REQUIRED TASK 1: Put the records below into a Markdown table with the columns Row and Line, numbering each line and leaving out blank ones. Begin at the first line of the records and stop after the line containing "task-create-customer: Create New".

EXTRACTED TEXT:
This Introducer Agreement (the "Agreement") is made by and between;
MAHANDRU ASSOCIATES LLC with its seat at Virginia - USA hereinafter called as (the "Company") and the undersigned hereinafter called as (the " Introducer").
Collectively will be called as the
"Program" – Business Advisory & Consulting Services and / or Investment Migration Advisory and Management Services offered by the Company with regards to Residency & Citizenship by Investment Program and / or Personal / Business Residency / Migration Program.
"Clients" – Investors who be interested and capable of pursuing a "Program".
"Registration" – Notification of the potential Client to Company by Introducer through an official email or correspondence containing the prerequisite information as mentioned in Company's registration form. Validation of the Client Registration will depend on the Client's interest and capacity to engage in any Program and its Fresh Introduction to the Company and Company confirmation / acknowledgement after the initial due diligence is done. Valid Client Registration should not be more than 6 Months before the start of the Program.
"Introducer Fee" – an Introducer Fee is referred as the amount payable to the Introducer on successful registration of the Client referred by Introducer.
"Success Fee" – a Success Fee is referred as the amount payable to the Introducer on the successful completion of an application for the Client and complete settlement of the Company's payment.

REQUIRED TASK 2: Write a continuation of the introducer agreement above, picking up right after its final definition.

ROWS:

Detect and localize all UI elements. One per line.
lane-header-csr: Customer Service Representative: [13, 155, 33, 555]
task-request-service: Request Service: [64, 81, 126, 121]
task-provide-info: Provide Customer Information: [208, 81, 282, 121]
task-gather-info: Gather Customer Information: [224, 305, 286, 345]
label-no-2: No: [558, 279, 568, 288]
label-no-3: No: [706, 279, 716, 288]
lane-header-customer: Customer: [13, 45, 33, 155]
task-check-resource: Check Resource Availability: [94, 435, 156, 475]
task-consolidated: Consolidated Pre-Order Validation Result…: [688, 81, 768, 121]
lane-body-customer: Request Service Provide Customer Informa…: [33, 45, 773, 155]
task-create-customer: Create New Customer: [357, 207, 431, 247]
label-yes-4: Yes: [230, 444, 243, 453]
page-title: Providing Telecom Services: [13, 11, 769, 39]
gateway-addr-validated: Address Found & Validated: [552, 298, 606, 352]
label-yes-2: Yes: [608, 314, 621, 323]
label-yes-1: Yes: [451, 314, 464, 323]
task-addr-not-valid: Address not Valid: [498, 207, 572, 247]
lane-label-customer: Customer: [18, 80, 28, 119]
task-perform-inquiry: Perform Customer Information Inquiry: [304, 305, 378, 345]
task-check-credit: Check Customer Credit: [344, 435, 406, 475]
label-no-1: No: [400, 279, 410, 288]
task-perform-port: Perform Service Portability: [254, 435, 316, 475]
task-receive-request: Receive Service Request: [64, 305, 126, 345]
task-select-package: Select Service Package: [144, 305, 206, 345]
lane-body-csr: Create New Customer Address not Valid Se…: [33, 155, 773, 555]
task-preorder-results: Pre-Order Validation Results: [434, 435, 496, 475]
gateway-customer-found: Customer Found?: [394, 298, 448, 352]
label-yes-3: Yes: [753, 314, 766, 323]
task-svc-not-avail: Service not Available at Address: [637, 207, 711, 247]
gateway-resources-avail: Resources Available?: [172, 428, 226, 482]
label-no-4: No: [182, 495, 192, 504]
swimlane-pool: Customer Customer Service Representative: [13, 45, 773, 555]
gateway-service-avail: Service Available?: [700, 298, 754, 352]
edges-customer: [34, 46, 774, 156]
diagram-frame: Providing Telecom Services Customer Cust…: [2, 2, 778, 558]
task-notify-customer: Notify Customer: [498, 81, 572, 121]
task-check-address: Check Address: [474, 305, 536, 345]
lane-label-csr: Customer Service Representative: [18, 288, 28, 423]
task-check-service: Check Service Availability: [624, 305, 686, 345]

RESPONSE 1:
| Row | Line |
|---|---|
| 1 | Detect and localize all UI elements. One per line. |
| 2 | lane-header-csr: Customer Service Representative: [13, 155, 33, 555] |
| 3 | task-request-service: Request Service: [64, 81, 126, 121] |
| 4 | task-provide-info: Provide Customer Information: [208, 81, 282, 121] |
| 5 | task-gather-info: Gather Customer Information: [224, 305, 286, 345] |
| 6 | label-no-2: No: [558, 279, 568, 288] |
| 7 | label-no-3: No: [706, 279, 716, 288] |
| 8 | lane-header-customer: Customer: [13, 45, 33, 155] |
| 9 | task-check-resource: Check Resource Availability: [94, 435, 156, 475] |
| 10 | task-consolidated: Consolidated Pre-Order Validation Result…: [688, 81, 768, 121] |
| 11 | lane-body-customer: Request Service Provide Customer Informa…: [33, 45, 773, 155] |
| 12 | task-create-customer: Create New Customer: [357, 207, 431, 247] |

RESPONSE 2:
"Confidential Information" - means all information (including oral and visual information and all information recorded in writing or electronically or in any other medium or by any other method) concerning the operations, processes, plans, intentions, trade secrets, market opportunities, customers and business affairs of the Company or the Introducer or a Client which is not in the public domain and which has been disclosed by one party to this agreement to the other.
"Intellectual Property" - means clients, clients application & documentation, patents, rights to inventions, copyright and related rights, trademarks, trade names and domain names, rights in getup, rights in goodwill or to sue for passing off, rights in designs, rights in computer software, database rights, rights in confidential information (including knowhow and trade secrets) and any other intellectual property rights, in each case whether registered or unregistered and including all applications (or rights to apply) for, and renewals or extensions of, such rights and all similar or equivalent rights or forms of protection which may now or in the future subsist in any part of the world.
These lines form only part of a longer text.